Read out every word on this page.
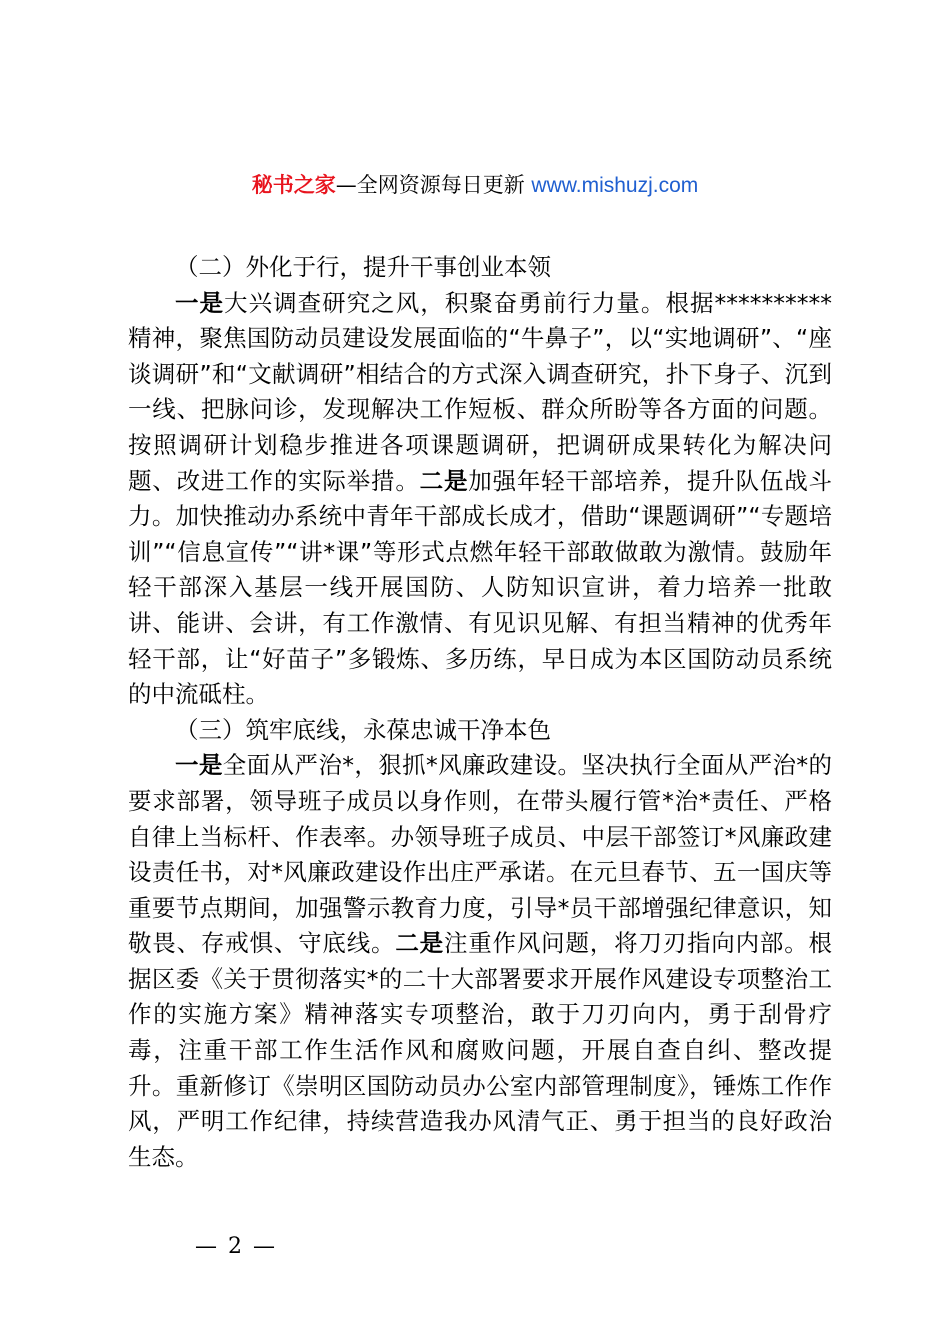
秘书之家—全网资源每日更新 www.mishuzj.com

（二）外化于行，提升干事创业本领

一是大兴调查研究之风，积聚奋勇前行力量。根据**********精神，聚焦国防动员建设发展面临的“牛鼻子”，以“实地调研”、“座谈调研”和“文献调研”相结合的方式深入调查研究，扑下身子、沉到一线、把脉问诊，发现解决工作短板、群众所盼等各方面的问题。按照调研计划稳步推进各项课题调研，把调研成果转化为解决问题、改进工作的实际举措。二是加强年轻干部培养，提升队伍战斗力。加快推动办系统中青年干部成长成才，借助“课题调研”“专题培训”“信息宣传”“讲*课”等形式点燃年轻干部敢做敢为激情。鼓励年轻干部深入基层一线开展国防、人防知识宣讲，着力培养一批敢讲、能讲、会讲，有工作激情、有见识见解、有担当精神的优秀年轻干部，让“好苗子”多锻炼、多历练，早日成为本区国防动员系统的中流砥柱。

（三）筑牢底线，永葆忠诚干净本色

一是全面从严治*，狠抓*风廉政建设。坚决执行全面从严治*的要求部署，领导班子成员以身作则，在带头履行管*治*责任、严格自律上当标杆、作表率。办领导班子成员、中层干部签订*风廉政建设责任书，对*风廉政建设作出庄严承诺。在元旦春节、五一国庆等重要节点期间，加强警示教育力度，引导*员干部增强纪律意识，知敬畏、存戒惧、守底线。二是注重作风问题，将刀刃指向内部。根据区委《关于贯彻落实*的二十大部署要求开展作风建设专项整治工作的实施方案》精神落实专项整治，敢于刀刃向内，勇于刮骨疗毒，注重干部工作生活作风和腐败问题，开展自查自纠、整改提升。重新修订《崇明区国防动员办公室内部管理制度》，锤炼工作作风，严明工作纪律，持续营造我办风清气正、勇于担当的良好政治生态。

— 2 —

----

Every entry above is to be set down exactly; the pictures are to be left out.

Read out every word on this page.
秘书之家—全网资源每日更新 www.mishuzj.com

（二）外化于行，提升干事创业本领

一是大兴调查研究之风，积聚奋勇前行力量。根据**********精神，聚焦国防动员建设发展面临的“牛鼻子”，以“实地调研”、“座谈调研”和“文献调研”相结合的方式深入调查研究，扑下身子、沉到一线、把脉问诊，发现解决工作短板、群众所盼等各方面的问题。按照调研计划稳步推进各项课题调研，把调研成果转化为解决问题、改进工作的实际举措。二是加强年轻干部培养，提升队伍战斗力。加快推动办系统中青年干部成长成才，借助“课题调研”“专题培训”“信息宣传”“讲*课”等形式点燃年轻干部敢做敢为激情。鼓励年轻干部深入基层一线开展国防、人防知识宣讲，着力培养一批敢讲、能讲、会讲，有工作激情、有见识见解、有担当精神的优秀年轻干部，让“好苗子”多锻炼、多历练，早日成为本区国防动员系统的中流砥柱。

（三）筑牢底线，永葆忠诚干净本色

一是全面从严治*，狠抓*风廉政建设。坚决执行全面从严治*的要求部署，领导班子成员以身作则，在带头履行管*治*责任、严格自律上当标杆、作表率。办领导班子成员、中层干部签订*风廉政建设责任书，对*风廉政建设作出庄严承诺。在元旦春节、五一国庆等重要节点期间，加强警示教育力度，引导*员干部增强纪律意识，知敬畏、存戒惧、守底线。二是注重作风问题，将刀刃指向内部。根据区委《关于贯彻落实*的二十大部署要求开展作风建设专项整治工作的实施方案》精神落实专项整治，敢于刀刃向内，勇于刮骨疗毒，注重干部工作生活作风和腐败问题，开展自查自纠、整改提升。重新修订《崇明区国防动员办公室内部管理制度》，锤炼工作作风，严明工作纪律，持续营造我办风清气正、勇于担当的良好政治生态。

— 2 —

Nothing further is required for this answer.